### Directions:
1) In the tech news roundup, why does it say it was a good week for new releases? Explain in one to three sentences.
2) According to the tech news roundup, how many downloads did Firefox 4 get in its first 24 hours?
3) From the tech news roundup, copy word for word the stretch from "Product releases and" through "slick new interface.".

### Selected text:

──────────

Tech News Roundup: New products and close up on social users
I know what you’re hankering for. You want your search and social news, dontcha? Arienne blogged key sessions at SES New York 2011 for your enjoyment, so you’ve plenty to fill up on there if you haven’t already. If you’re in the mood for more news, I can offer free delivery on today’s week-in-tech roundup.
Product releases and updates
It was a good week for new releases as Mozilla, Yahoo, Bing and Google rolled out features and products. Mozilla’s Firefox 4 browser was out in the wild, sporting fancy features and gaining more than 7 million downloads in its first 24 hours. The anticipated browser boasts serious boost to speed, enhanced privacy and security settings, and support of advanced development technologies including HTML5.
Also ramping up performance and features, an update to the Bing mobile app allows for support of HTML5 standards, location-based search results, real-time data, improved shopping and image search, app search, a reorganized movie search, enhanced weather updates and current transit info for major cities in a slick new interface.

──────────

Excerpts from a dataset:

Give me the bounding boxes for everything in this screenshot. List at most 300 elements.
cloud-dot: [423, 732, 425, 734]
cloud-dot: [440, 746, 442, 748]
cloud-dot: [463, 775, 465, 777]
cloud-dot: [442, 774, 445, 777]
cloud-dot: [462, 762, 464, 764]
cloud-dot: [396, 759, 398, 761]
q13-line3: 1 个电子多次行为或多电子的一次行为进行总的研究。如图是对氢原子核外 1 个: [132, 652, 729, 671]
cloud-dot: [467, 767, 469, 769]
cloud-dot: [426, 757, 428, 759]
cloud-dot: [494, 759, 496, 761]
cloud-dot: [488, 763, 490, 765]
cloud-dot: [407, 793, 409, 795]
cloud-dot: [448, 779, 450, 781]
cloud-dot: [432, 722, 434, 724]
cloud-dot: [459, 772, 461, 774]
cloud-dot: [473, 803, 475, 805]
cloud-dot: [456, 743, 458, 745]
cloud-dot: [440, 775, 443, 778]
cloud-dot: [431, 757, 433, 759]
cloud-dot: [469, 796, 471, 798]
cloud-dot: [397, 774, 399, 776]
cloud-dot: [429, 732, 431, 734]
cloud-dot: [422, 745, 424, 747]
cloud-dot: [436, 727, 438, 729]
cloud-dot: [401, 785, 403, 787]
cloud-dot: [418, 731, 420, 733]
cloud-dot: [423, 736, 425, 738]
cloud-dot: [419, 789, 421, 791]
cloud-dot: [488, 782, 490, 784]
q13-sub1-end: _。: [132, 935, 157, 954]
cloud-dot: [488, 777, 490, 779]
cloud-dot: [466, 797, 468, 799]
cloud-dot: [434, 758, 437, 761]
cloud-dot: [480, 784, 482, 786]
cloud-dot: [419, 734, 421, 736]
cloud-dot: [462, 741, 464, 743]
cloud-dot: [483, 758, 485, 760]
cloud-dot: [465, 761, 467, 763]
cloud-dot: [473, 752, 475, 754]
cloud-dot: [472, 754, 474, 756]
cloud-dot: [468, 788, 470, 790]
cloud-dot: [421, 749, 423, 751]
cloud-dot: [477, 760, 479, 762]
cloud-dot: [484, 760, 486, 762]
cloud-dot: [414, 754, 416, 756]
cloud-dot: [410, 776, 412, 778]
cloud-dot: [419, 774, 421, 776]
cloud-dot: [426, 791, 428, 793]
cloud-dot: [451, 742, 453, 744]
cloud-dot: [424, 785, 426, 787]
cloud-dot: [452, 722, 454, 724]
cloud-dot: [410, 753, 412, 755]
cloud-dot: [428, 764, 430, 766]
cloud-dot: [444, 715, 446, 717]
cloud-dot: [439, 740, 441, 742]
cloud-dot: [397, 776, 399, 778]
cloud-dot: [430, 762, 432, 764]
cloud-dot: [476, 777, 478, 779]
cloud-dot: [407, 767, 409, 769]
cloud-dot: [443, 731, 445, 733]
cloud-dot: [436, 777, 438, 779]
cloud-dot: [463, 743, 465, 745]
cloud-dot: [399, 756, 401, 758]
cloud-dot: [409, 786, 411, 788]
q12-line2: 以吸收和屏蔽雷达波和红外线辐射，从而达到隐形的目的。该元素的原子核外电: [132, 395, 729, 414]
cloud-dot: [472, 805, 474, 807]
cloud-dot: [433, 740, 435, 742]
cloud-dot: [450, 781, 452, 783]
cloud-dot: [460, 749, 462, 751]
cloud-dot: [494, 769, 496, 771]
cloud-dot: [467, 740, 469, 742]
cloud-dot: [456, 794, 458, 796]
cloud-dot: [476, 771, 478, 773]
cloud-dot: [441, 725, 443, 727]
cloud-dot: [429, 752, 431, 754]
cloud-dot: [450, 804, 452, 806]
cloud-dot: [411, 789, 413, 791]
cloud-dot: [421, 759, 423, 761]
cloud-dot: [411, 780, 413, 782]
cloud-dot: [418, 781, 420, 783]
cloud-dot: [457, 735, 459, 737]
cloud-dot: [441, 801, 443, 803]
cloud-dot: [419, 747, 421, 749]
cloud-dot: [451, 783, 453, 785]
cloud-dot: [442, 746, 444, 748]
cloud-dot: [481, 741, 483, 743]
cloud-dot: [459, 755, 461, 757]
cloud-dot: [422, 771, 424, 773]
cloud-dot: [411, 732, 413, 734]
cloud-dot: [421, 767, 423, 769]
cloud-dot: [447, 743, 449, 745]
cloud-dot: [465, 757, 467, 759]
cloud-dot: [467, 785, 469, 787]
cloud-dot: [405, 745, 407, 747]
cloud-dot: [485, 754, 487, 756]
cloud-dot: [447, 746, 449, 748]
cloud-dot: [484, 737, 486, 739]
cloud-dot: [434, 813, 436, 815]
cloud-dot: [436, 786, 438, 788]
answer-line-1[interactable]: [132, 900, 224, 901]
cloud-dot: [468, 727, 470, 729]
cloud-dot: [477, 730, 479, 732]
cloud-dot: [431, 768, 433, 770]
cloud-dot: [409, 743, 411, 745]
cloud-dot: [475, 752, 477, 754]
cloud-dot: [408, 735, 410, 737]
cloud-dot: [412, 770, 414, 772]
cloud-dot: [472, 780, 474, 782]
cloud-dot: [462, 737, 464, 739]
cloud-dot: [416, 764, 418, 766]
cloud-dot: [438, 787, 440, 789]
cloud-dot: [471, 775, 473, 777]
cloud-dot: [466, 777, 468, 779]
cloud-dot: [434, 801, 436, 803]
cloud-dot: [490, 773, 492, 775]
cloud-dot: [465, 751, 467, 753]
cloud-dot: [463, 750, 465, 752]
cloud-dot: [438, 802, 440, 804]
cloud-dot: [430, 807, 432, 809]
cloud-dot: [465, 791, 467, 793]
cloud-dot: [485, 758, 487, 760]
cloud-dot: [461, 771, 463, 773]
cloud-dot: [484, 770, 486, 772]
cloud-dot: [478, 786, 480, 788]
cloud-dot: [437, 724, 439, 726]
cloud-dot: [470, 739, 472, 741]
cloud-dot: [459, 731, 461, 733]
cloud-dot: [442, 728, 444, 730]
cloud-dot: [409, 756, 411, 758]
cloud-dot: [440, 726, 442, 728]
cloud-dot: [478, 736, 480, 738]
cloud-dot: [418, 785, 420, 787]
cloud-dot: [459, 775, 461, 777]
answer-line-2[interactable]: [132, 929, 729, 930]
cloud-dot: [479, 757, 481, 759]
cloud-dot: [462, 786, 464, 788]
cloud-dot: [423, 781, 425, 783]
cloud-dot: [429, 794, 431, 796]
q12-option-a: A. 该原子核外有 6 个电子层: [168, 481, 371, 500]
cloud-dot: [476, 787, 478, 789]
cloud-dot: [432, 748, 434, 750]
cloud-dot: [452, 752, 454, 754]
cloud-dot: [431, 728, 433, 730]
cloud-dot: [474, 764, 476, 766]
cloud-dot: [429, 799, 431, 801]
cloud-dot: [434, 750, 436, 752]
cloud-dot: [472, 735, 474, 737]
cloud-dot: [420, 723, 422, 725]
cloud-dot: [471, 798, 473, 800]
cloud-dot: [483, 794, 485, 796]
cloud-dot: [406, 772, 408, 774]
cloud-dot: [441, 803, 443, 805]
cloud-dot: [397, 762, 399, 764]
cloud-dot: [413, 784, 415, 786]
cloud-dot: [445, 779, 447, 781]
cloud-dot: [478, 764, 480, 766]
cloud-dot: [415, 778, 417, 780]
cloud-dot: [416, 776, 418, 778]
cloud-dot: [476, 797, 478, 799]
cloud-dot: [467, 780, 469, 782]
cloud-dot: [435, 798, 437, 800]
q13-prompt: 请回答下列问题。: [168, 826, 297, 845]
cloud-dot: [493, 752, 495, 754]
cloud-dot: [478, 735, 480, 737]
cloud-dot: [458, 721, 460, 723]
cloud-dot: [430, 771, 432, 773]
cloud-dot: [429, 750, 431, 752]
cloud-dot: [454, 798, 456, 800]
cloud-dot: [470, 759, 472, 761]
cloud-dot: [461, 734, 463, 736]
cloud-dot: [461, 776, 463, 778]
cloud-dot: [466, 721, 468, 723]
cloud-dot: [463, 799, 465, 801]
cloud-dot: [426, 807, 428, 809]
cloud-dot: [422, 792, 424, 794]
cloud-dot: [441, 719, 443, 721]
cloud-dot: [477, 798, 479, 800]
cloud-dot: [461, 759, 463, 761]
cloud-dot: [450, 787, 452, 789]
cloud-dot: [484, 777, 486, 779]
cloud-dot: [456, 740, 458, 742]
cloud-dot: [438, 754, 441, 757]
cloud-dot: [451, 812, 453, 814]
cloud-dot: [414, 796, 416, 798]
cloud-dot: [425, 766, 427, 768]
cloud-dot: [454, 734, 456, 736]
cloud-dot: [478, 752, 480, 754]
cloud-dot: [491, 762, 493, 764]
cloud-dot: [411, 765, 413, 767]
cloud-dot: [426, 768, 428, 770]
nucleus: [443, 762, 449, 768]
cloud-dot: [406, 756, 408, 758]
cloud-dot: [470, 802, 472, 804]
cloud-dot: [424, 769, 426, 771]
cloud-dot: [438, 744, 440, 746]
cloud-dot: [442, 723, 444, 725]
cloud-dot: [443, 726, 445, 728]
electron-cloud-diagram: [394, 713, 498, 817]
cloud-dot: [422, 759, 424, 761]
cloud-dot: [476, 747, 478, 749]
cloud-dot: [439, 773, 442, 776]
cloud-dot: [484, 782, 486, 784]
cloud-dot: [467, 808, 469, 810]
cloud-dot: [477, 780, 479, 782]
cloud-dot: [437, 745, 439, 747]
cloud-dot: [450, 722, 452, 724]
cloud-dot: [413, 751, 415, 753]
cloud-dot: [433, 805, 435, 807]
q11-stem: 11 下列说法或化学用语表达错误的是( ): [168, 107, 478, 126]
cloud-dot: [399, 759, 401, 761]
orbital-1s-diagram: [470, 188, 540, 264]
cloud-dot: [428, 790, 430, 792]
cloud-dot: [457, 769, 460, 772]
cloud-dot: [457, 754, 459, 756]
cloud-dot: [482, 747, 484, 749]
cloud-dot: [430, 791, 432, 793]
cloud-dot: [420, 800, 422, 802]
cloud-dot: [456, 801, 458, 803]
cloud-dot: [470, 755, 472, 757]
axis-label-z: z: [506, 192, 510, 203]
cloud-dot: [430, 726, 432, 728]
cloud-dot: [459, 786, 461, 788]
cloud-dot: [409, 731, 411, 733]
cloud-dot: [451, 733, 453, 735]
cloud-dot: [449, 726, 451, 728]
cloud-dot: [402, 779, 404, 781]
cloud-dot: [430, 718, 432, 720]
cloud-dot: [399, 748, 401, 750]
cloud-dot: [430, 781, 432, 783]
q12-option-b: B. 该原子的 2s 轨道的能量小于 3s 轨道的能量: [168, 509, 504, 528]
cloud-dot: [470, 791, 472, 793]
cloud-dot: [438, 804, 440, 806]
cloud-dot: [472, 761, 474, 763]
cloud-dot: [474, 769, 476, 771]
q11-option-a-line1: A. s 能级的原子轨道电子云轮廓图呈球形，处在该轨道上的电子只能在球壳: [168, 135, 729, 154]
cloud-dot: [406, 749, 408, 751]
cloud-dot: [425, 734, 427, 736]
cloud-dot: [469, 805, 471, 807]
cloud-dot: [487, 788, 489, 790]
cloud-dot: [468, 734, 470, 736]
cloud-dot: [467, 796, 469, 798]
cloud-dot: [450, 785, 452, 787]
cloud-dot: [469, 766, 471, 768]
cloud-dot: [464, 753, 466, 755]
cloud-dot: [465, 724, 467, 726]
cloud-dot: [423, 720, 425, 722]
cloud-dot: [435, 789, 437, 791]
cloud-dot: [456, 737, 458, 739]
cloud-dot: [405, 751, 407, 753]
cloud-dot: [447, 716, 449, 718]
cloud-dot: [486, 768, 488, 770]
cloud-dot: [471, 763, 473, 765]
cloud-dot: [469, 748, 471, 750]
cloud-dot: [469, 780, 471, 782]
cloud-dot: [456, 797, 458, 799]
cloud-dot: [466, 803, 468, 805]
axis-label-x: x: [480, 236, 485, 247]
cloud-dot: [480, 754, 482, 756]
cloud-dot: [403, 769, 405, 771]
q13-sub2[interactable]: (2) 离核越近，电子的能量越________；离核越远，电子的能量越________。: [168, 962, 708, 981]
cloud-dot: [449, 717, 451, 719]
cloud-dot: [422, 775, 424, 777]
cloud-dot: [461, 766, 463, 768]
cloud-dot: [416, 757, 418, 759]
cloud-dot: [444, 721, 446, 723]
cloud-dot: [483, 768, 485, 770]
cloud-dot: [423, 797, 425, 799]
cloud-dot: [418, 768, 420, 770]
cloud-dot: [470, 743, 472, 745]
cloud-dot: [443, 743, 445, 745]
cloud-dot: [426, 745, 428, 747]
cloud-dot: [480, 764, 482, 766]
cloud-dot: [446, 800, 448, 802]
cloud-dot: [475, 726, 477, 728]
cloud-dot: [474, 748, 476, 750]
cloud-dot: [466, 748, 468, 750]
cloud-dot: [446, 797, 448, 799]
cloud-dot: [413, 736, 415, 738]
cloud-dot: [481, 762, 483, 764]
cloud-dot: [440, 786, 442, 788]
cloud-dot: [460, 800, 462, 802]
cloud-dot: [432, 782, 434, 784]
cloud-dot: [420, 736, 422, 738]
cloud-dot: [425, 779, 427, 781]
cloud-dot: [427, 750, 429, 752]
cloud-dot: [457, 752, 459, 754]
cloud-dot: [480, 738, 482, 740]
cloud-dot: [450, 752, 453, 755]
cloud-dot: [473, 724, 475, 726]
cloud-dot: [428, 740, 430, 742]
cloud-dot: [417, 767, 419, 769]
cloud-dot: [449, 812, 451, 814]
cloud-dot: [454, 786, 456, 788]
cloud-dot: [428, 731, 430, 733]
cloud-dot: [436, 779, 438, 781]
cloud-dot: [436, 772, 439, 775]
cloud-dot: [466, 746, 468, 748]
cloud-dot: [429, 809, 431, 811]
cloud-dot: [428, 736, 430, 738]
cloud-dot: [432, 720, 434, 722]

──────────

### Problem solutions:
1) It was a good week for new releases because Mozilla, Yahoo, Bing and Google all rolled out new features and products.

2) More than 7 million.

3)
Product releases and updates
It was a good week for new releases as Mozilla, Yahoo, Bing and Google rolled out features and products. Mozilla’s Firefox 4 browser was out in the wild, sporting fancy features and gaining more than 7 million downloads in its first 24 hours. The anticipated browser boasts serious boost to speed, enhanced privacy and security settings, and support of advanced development technologies including HTML5.
Also ramping up performance and features, an update to the Bing mobile app allows for support of HTML5 standards, location-based search results, real-time data, improved shopping and image search, app search, a reorganized movie search, enhanced weather updates and current transit info for major cities in a slick new interface.